READING TEXT.
◇ ◇ ◇
Friday, March 12, 2010

Locations

Creating locations in the AT is fairly straightforward, especially for simple numeric ranges. AT's batch location creation tool is very handy here. Creating more complex locations, especially those with alphanumeric components, however, cannot be done in the AT. This was unfortunate for us because although the vast majority of our material is stored offsite, the number of distinct onsite locations we have is still close to 3000 given the unique combination of rooms, ranges, sections, and shelves. Rather than try to generate these manually in the AT, I chose to create them in Excel and then paste directly into the AT tables. Here's how I did it.

First (after having surveyed all of our locations to come up with room numbers, ranges, sections, and shelves), I opened the LocationsTable in Navicat and copied the last record into Excel. [note: we had entered in some locations already.] I then used this record to structure and format subsequent location entries and assign sequential locationIds. Excel's fill-in feature is extremely helpful here, especially for alphanumeric data. Simply typing in 1A1, for example, and then dragging the fill-in cross-hairs to the appropriate point, allows you to quickly generate values 1A1, 1A2,...1AX. Once finished adding in all your data, your spreadsheet should look like this: sample (.xls).
◇ ◇ ◇
(Stored items from a collection)
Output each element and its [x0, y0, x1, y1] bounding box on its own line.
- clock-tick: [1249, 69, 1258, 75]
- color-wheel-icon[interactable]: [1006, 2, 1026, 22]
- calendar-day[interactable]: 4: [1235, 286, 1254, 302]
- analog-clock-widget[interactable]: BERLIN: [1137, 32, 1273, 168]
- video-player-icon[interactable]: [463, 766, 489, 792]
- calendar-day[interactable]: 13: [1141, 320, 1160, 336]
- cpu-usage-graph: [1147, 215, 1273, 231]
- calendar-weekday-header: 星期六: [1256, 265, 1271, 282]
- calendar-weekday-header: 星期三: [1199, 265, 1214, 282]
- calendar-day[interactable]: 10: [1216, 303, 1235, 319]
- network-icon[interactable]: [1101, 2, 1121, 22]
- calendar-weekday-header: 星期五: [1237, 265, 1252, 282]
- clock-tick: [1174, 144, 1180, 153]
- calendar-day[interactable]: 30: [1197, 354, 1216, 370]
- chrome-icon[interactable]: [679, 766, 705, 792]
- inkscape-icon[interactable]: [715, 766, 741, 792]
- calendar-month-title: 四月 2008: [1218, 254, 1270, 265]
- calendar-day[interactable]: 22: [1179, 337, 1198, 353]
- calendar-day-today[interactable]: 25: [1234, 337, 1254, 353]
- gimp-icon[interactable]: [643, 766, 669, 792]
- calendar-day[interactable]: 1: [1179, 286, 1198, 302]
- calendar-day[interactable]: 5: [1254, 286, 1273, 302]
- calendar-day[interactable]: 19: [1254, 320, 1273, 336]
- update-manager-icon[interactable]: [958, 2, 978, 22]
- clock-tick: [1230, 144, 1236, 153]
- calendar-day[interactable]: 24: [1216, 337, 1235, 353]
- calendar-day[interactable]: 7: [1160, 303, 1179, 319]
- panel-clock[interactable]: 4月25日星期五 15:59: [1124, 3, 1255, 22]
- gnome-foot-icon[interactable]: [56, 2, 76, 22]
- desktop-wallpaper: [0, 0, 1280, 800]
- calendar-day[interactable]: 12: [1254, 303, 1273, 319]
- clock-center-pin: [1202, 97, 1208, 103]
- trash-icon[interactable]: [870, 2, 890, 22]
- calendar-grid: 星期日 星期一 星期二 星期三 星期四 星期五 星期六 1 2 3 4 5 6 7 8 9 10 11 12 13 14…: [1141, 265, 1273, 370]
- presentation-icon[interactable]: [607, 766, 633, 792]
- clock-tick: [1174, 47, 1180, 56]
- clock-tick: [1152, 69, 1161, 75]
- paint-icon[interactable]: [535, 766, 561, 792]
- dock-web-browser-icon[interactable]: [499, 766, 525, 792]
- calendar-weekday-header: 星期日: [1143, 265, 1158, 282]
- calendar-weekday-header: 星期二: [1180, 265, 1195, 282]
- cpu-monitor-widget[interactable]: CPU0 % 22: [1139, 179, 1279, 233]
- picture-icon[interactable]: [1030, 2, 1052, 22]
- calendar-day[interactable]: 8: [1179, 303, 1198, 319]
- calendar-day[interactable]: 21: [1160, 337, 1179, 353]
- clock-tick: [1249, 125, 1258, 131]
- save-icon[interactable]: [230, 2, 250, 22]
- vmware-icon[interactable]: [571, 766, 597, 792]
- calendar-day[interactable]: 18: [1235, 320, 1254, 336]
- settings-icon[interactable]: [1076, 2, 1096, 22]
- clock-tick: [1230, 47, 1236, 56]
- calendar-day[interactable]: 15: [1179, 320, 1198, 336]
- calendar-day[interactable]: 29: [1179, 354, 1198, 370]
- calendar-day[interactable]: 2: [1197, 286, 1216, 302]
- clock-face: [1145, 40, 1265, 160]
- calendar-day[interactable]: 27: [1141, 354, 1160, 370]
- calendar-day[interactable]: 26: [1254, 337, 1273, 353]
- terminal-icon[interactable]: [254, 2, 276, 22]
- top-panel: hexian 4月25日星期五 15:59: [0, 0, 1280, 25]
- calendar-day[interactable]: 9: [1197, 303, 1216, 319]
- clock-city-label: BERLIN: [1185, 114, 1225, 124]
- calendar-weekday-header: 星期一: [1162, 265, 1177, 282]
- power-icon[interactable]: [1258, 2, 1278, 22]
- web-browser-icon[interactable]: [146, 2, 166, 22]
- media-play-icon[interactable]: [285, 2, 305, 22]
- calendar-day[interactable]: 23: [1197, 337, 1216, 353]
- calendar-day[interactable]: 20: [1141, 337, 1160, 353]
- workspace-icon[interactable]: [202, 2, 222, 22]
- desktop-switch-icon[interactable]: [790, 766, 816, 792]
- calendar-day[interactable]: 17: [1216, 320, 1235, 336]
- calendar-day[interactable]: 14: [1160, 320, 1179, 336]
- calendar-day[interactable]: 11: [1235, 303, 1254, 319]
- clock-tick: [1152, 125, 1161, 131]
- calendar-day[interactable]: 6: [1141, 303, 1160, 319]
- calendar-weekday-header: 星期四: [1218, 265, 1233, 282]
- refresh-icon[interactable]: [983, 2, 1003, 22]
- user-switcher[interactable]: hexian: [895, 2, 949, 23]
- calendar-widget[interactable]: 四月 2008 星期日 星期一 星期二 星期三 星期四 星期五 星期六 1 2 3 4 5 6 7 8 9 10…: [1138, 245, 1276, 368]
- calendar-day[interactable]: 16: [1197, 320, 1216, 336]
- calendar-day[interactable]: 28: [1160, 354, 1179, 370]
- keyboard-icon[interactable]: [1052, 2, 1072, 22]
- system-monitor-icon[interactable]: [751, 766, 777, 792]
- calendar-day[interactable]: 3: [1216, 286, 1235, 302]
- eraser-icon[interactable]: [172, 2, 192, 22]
◇ ◇ ◇
TO BE DONE.
A. What components make up the distinct onsite locations described in the locations post?
B. According to the locations post, which program was used to open the LocationsTable?
C. Could you return everything in the locations post from "Friday, March 12, 2010" down to "how I did it.", copied word for word?

ANSWER SET.
A. Rooms, ranges, sections, and shelves.

B. Navicat.

C.
Friday, March 12, 2010

Locations

Creating locations in the AT is fairly straightforward, especially for simple numeric ranges. AT's batch location creation tool is very handy here. Creating more complex locations, especially those with alphanumeric components, however, cannot be done in the AT. This was unfortunate for us because although the vast majority of our material is stored offsite, the number of distinct onsite locations we have is still close to 3000 given the unique combination of rooms, ranges, sections, and shelves. Rather than try to generate these manually in the AT, I chose to create them in Excel and then paste directly into the AT tables. Here's how I did it.